▶ **EXERCISE SET**
1: In the Giants bullpen article, do these statements agree with it? (a) Sergio Romo's fastball averages more than 90 MPH. (b) Santiago Casilla had an ERA above 6.00 in June and July. (c) Romo gave up no earned runs in his first 13 appearances. Answer yes or no for each and quote the words that decide it.
2: Rewrite everything in the Giants bullpen article from "Santiago Casilla, on" down to "the long term.", putting "the manager" wherever "Bochy" appears.

*** READING TEXT ***

Currently the Giants are sporting a closer-by-committee bullpen situation and thus far, it has worked. Santiago Casilla is listed as the closer but Sergio Romo (12 saves), Jeremy Affeldt (3), Clay Hensley (3), and Javier Lopez (7) combine to have more saves than him (24).

Perhaps one reason the Giants have been so reluctant to name a closer is because their best pitcher does not have the stereotypical persona of one. Sergio Romo is sporting a miniscule 1.98 ERA and only 10 walks in 50 innings of work; however, he does not possess the blazing fastball that Brian Wilson and former Giant great Robb Nen threw. In fact, Romo’s fastball does not even average 88 MPH.

Santiago Casilla, on the other hand, throws a respectable 94 MPH fastball. In the beginning of the season, it looked like he would be the closer for the Giants in Wilson’s absence. But midseason woes—namely an ERA north of 6.00 in June and July—forced Bochy to search elsewhere for ninth inning pitching.

Naturally, Sergio Romo was the guy to turn to. After all, he did not give up a single earned run in his first 13 appearances. A couple of bad outings led Bochy to stick with a closer-by-committee bullpen for the long term.

So the real question is: can the Giants win in the playoffs with such a system? Recent World Series champions were anchored by the likes of Mariano Rivera, Jonathan Papelbon, Brad Lidge, Bobby Jenks, and Brian Wilson. There was no question for those teams who would be taking the ball at the end of the game, something that made such situations slightly less nerve-wracking.

Even though the Giants have managed their bullpen skillfully, San Francisco Chronicle writer Henry Schulman points out a glaring problem: only four teams since 1969 have won the World Series while three different pitchers have at least eight saves each. All of those coaches are (or will be) in the Hall of Fame.

*** DATASET CONTENT ***

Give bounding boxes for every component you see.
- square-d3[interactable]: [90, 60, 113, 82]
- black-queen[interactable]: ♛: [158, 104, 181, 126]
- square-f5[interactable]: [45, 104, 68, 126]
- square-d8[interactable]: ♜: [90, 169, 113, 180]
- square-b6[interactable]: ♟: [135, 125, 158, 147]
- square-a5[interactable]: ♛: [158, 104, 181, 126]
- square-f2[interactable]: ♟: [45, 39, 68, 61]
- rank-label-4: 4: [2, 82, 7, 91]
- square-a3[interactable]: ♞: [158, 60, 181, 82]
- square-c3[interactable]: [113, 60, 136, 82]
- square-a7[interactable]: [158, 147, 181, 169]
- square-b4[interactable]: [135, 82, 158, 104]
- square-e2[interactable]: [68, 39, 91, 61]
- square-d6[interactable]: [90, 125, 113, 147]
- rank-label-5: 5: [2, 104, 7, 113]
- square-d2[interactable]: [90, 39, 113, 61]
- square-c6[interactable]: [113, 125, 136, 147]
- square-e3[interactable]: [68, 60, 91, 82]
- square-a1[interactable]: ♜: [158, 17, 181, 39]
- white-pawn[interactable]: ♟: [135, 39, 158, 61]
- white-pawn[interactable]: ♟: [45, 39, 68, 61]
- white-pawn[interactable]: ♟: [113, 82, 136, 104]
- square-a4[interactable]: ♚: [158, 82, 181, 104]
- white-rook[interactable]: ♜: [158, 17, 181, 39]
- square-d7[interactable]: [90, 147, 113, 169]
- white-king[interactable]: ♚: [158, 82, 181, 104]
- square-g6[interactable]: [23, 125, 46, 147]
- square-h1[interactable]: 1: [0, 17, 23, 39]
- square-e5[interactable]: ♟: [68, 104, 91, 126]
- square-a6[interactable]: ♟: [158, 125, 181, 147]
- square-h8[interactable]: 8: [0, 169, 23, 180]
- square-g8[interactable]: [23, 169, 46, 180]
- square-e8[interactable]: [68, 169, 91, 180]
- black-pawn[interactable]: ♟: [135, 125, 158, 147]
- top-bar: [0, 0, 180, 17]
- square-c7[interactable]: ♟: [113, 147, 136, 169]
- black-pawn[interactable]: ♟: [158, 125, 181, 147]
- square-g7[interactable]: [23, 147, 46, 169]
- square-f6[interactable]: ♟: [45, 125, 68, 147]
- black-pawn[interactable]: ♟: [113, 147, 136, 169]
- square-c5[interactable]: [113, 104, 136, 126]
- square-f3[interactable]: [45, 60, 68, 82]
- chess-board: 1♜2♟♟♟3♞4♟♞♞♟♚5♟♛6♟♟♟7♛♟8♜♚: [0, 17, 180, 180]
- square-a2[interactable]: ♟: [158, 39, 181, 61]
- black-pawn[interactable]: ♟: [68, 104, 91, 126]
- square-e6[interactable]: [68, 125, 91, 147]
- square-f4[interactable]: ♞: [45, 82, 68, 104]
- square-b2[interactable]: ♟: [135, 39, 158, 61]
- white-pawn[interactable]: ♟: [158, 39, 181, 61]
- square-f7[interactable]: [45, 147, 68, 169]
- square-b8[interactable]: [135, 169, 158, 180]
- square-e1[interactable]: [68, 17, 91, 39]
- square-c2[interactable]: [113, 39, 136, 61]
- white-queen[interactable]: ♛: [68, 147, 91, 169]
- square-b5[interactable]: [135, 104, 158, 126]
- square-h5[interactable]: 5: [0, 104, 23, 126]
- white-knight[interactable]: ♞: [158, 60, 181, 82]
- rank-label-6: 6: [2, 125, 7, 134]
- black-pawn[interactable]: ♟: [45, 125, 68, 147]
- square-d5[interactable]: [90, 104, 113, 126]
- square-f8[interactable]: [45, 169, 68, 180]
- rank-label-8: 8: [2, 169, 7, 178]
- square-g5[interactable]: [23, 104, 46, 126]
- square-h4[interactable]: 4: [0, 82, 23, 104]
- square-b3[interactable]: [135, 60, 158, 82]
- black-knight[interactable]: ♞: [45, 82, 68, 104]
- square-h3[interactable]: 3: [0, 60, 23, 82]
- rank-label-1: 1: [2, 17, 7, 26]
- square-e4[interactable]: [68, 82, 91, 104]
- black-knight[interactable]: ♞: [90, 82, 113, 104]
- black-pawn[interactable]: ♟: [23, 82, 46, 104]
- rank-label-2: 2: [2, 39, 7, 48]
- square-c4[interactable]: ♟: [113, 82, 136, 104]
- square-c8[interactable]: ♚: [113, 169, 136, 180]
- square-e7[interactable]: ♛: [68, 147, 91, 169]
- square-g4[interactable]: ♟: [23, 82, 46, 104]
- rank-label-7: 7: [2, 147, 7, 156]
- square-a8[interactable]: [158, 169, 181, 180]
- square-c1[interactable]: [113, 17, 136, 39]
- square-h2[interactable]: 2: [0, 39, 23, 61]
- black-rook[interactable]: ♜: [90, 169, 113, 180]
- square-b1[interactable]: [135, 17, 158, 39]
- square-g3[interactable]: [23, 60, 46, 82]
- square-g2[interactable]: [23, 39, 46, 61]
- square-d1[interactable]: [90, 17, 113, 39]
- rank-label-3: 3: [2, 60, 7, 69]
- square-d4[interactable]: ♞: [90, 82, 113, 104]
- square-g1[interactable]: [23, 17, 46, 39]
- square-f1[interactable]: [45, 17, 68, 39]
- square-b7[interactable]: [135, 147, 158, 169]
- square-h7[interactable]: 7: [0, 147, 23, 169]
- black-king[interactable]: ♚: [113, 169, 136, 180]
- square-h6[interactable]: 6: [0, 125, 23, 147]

***

▶ **ANSWERS TO THE PROBLEMS**
1:
(a) No: "In fact, Romo’s fastball does not even average 88 MPH."
(b) Yes: "namely an ERA north of 6.00 in June and July"
(c) Yes: "he did not give up a single earned run in his first 13 appearances"

2:
Santiago Casilla, on the other hand, throws a respectable 94 MPH fastball. In the beginning of the season, it looked like he would be the closer for the Giants in Wilson’s absence. But midseason woes—namely an ERA north of 6.00 in June and July—forced the manager to search elsewhere for ninth inning pitching.

Naturally, Sergio Romo was the guy to turn to. After all, he did not give up a single earned run in his first 13 appearances. A couple of bad outings led the manager to stick with a closer-by-committee bullpen for the long term.